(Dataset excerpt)
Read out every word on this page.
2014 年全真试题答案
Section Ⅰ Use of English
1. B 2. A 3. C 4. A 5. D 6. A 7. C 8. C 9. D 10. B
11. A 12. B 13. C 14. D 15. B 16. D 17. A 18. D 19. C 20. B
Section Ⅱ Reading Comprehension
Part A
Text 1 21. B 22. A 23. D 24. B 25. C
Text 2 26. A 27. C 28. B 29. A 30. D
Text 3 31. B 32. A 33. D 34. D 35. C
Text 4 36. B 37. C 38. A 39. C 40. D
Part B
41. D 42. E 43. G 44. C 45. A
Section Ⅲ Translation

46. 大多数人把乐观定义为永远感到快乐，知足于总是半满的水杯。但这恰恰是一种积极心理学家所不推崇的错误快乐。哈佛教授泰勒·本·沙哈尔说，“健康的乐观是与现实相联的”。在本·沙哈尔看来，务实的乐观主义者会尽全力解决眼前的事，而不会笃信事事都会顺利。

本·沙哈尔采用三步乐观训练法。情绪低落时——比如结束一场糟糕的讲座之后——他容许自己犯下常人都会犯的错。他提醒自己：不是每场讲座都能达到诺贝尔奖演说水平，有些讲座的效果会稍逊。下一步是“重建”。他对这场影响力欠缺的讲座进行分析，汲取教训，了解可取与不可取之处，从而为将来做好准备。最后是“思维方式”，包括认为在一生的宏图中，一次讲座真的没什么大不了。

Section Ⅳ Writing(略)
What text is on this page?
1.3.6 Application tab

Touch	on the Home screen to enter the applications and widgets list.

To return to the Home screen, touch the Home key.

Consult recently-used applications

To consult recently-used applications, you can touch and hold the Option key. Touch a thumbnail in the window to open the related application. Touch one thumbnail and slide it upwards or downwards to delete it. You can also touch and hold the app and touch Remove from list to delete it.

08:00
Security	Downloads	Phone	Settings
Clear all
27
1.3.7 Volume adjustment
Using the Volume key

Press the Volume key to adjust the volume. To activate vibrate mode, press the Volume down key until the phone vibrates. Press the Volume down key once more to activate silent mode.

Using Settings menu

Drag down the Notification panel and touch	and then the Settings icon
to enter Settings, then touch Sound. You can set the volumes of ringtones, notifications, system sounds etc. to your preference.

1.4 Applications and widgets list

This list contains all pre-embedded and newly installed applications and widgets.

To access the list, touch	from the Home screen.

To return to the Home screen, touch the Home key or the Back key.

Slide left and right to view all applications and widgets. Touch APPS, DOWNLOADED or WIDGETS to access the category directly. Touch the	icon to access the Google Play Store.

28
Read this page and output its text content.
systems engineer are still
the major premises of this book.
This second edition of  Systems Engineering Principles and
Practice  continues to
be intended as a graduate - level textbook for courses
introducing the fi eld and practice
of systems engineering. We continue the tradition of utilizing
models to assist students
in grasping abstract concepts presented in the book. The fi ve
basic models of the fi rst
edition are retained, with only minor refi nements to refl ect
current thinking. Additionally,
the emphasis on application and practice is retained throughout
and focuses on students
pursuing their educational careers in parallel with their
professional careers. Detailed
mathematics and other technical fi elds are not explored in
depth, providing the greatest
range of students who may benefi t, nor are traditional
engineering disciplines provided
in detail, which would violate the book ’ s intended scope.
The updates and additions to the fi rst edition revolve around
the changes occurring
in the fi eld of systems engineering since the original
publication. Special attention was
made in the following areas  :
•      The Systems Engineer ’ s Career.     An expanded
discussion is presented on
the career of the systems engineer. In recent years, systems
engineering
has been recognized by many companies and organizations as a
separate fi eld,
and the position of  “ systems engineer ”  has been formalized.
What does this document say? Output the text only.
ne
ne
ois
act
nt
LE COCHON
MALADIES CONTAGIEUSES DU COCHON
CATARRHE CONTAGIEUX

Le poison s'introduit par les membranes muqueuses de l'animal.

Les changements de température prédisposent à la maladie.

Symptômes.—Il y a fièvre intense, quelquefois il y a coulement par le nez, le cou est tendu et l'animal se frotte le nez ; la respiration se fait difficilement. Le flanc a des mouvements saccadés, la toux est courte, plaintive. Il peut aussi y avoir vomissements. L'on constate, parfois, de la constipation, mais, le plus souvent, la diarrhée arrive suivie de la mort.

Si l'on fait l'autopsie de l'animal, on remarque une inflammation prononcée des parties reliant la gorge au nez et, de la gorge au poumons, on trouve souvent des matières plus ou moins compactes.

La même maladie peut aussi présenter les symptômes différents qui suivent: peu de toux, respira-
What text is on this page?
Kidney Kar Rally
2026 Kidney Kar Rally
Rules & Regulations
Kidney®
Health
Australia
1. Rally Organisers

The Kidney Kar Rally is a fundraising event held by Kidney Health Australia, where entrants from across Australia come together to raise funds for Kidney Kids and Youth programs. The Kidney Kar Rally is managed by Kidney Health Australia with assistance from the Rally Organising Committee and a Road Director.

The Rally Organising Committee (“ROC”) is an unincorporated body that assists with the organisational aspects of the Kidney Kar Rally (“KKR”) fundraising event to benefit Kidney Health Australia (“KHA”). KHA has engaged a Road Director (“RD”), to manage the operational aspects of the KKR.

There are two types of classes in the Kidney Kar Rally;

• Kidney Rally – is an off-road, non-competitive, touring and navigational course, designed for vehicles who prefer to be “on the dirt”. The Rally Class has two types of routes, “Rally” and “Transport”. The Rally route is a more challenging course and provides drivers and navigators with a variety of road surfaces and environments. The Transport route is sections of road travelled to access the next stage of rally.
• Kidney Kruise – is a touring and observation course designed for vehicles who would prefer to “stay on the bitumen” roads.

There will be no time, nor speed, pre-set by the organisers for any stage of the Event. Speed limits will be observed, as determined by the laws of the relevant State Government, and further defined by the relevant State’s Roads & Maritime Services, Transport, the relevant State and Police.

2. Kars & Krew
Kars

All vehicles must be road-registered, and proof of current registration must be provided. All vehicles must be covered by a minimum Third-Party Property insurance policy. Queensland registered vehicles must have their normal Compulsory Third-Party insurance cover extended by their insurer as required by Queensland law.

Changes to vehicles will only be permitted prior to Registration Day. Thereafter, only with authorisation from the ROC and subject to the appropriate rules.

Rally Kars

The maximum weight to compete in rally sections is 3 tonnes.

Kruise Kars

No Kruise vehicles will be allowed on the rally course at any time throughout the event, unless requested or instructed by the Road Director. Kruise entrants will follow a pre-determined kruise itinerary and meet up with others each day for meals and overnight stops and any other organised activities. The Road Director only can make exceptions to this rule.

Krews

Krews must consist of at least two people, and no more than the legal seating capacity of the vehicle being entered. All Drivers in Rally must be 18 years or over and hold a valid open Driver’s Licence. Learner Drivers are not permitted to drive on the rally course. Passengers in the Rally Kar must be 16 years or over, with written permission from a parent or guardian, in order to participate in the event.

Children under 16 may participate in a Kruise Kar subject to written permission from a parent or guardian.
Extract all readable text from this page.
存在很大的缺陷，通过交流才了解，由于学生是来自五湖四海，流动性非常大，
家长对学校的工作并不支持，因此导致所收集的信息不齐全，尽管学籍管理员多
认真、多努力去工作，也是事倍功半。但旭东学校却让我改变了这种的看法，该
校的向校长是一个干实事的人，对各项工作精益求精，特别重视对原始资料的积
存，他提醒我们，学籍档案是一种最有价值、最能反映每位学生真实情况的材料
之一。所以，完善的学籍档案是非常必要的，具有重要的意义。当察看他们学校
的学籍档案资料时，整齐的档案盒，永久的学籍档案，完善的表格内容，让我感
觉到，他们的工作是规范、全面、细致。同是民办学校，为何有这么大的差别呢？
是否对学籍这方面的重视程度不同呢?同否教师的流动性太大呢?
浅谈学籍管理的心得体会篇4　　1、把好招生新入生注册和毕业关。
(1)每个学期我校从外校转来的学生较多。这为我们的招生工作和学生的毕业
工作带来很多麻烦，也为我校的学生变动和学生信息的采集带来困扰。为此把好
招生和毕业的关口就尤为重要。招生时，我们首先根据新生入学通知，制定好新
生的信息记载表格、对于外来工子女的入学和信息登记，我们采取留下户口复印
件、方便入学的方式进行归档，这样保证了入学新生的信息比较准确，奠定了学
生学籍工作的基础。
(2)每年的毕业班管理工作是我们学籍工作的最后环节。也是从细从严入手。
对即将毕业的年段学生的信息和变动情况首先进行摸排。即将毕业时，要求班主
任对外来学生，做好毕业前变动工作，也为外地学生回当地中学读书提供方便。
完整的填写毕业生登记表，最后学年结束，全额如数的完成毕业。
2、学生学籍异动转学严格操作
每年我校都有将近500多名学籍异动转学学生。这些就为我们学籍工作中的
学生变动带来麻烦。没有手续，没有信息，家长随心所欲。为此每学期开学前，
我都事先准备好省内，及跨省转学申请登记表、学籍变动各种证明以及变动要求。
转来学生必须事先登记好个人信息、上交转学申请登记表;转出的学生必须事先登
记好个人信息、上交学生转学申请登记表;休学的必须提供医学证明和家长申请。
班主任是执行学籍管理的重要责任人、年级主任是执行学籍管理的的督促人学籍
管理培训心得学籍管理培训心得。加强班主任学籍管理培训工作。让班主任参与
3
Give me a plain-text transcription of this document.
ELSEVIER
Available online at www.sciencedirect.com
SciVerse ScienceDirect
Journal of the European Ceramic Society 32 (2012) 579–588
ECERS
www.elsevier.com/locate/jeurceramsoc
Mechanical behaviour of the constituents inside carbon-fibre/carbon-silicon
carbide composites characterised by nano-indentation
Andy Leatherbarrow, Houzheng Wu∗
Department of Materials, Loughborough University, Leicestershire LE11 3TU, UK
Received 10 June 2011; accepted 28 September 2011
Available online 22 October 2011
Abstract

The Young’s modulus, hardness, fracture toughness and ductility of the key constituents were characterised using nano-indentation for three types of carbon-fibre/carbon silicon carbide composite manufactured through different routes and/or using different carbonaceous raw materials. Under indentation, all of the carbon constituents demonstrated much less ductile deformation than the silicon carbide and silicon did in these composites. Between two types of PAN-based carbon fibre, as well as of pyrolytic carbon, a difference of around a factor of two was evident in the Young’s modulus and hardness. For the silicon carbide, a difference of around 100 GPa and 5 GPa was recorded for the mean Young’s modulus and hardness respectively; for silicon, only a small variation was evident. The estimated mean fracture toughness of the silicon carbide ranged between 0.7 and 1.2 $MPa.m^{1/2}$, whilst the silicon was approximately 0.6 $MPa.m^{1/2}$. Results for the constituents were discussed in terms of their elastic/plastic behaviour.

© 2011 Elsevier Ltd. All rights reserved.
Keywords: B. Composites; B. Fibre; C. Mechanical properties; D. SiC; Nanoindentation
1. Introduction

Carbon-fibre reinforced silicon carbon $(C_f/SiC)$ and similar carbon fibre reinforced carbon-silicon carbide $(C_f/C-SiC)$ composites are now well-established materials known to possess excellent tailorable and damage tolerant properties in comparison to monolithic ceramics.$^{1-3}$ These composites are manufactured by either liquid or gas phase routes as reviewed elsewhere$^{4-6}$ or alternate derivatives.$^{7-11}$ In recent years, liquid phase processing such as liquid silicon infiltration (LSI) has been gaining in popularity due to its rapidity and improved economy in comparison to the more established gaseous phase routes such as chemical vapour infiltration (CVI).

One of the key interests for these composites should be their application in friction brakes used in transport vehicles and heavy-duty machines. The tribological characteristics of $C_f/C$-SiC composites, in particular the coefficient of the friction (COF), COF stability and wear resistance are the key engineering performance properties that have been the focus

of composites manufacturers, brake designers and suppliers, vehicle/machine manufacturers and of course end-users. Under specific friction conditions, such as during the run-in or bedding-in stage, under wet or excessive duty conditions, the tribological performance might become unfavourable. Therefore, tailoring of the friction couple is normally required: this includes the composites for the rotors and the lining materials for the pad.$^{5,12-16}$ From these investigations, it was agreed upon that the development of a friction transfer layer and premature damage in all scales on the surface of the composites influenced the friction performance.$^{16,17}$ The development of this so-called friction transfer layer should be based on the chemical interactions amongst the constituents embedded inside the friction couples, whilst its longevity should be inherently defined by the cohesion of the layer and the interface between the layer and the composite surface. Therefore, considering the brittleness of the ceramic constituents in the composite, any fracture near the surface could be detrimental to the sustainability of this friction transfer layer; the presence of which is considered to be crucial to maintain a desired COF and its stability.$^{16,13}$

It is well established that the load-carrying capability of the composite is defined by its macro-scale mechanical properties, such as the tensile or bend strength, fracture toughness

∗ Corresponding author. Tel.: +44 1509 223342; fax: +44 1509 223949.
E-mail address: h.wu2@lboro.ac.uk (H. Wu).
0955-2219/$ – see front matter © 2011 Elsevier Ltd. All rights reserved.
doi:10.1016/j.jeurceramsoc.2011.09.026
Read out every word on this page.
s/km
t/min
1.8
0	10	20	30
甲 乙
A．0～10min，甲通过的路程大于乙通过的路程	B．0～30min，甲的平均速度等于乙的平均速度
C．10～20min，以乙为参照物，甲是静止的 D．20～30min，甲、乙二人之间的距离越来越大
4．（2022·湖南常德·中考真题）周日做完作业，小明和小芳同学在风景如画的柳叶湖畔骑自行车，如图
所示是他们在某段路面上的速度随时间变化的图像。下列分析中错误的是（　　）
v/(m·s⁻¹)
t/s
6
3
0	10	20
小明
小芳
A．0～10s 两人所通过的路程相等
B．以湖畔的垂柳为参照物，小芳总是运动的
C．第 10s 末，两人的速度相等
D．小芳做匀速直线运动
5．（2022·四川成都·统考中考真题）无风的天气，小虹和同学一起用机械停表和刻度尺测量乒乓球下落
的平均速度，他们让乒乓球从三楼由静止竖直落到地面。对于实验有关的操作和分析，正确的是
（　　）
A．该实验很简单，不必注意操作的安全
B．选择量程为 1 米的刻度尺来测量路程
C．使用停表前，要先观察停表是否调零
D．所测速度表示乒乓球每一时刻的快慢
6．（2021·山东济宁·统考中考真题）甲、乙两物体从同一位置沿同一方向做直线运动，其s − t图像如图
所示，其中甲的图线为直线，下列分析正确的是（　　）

▸ **WHAT THE TASK REQUIRES**: Using the listing, copy every line where the word "souvent" shows up.

▸ **RESPONSE TO THE EXERCISE**:
Symptômes.—Il y a fièvre intense, quelquefois il y a coulement par le nez, le cou est tendu et l'animal se frotte le nez ; la respiration se fait difficilement. Le flanc a des mouvements saccadés, la toux est courte, plaintive. Il peut aussi y avoir vomissements. L'on constate, parfois, de la constipation, mais, le plus souvent, la diarrhée arrive suivie de la mort.
Si l'on fait l'autopsie de l'animal, on remarque une inflammation prononcée des parties reliant la gorge au nez et, de la gorge au poumons, on trouve souvent des matières plus ou moins compactes.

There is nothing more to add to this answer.